TASK DESCRIPTION ->
Reproduce each line from the records that holds "localhost".

EXERCISE INPUT ->

____

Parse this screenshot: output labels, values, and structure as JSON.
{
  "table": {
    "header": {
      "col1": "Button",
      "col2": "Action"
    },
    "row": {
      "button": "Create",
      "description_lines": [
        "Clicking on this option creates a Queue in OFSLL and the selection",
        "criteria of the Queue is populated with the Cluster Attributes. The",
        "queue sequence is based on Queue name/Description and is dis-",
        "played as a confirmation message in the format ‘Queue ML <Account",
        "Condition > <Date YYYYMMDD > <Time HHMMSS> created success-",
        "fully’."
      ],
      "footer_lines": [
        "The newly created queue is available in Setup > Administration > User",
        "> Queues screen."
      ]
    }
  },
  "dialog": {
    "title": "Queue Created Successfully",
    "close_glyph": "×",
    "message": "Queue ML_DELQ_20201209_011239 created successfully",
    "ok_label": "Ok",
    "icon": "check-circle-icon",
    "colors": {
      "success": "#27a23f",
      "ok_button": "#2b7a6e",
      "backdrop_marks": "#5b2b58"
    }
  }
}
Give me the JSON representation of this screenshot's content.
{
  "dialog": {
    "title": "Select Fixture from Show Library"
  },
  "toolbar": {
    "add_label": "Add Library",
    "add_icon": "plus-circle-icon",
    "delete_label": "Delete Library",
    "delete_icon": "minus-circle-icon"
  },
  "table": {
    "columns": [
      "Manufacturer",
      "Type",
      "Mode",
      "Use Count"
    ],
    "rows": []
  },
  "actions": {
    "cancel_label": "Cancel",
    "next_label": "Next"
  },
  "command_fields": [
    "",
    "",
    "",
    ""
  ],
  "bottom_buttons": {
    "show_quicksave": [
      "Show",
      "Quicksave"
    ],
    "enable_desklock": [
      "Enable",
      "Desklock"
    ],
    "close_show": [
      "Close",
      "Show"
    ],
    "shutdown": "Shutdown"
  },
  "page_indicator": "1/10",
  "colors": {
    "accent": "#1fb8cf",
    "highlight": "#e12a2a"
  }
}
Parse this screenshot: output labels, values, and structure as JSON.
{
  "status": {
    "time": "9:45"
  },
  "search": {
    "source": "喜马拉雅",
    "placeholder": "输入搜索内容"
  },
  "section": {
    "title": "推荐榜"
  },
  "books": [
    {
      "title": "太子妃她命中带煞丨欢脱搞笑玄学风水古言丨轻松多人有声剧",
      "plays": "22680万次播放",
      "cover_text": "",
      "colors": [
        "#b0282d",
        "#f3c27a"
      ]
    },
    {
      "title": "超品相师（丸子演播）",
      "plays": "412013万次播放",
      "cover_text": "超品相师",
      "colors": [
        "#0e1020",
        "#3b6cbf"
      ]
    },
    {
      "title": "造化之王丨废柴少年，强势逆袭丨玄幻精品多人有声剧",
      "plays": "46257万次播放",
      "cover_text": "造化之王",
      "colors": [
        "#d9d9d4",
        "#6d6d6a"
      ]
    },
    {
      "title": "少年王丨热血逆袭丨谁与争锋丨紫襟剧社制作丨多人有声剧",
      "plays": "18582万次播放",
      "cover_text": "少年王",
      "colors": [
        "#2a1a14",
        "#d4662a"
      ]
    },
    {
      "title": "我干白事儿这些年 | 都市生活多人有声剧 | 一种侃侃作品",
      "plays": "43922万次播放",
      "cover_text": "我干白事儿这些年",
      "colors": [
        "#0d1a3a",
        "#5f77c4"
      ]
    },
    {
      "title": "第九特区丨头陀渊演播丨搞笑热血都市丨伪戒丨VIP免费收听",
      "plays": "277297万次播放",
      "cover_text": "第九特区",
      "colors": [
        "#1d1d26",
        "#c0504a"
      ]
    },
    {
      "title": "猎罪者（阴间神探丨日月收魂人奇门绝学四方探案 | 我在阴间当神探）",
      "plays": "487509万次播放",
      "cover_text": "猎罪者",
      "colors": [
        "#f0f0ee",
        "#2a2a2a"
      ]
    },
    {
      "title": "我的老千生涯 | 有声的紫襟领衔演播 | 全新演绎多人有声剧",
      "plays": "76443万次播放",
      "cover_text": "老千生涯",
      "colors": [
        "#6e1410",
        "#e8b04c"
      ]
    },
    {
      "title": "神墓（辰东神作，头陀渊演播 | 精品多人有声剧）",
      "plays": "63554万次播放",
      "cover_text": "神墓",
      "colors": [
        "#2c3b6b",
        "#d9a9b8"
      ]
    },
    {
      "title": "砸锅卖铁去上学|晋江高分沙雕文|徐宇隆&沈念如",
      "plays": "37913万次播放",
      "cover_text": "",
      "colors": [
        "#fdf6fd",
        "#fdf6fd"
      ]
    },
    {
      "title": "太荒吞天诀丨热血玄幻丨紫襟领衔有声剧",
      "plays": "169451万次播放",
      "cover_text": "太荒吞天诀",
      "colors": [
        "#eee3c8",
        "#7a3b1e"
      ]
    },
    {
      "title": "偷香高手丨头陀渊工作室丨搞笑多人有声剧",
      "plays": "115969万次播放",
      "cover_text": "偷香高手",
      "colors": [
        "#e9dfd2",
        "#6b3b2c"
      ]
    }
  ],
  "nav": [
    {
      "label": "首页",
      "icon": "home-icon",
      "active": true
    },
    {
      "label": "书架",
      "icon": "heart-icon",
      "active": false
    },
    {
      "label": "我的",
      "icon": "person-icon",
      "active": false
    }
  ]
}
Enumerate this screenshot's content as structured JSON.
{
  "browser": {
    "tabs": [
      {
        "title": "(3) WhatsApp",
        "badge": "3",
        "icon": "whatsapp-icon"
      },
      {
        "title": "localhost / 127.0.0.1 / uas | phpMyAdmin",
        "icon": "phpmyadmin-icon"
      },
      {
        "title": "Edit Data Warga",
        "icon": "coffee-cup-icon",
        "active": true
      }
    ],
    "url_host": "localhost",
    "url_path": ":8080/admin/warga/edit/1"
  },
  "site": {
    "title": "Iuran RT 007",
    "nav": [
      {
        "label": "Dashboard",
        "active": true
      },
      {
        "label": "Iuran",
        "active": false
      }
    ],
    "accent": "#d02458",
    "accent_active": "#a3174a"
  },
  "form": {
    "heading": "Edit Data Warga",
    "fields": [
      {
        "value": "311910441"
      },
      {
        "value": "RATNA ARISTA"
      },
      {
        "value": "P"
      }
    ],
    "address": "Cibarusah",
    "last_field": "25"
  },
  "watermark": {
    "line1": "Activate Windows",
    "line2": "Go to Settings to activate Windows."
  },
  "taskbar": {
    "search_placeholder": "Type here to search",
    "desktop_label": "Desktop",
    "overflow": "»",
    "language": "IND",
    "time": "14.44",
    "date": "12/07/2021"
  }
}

____

SOLUTION FOR THIS TASK ->
        "title": "localhost / 127.0.0.1 / uas | phpMyAdmin",
    "url_host": "localhost",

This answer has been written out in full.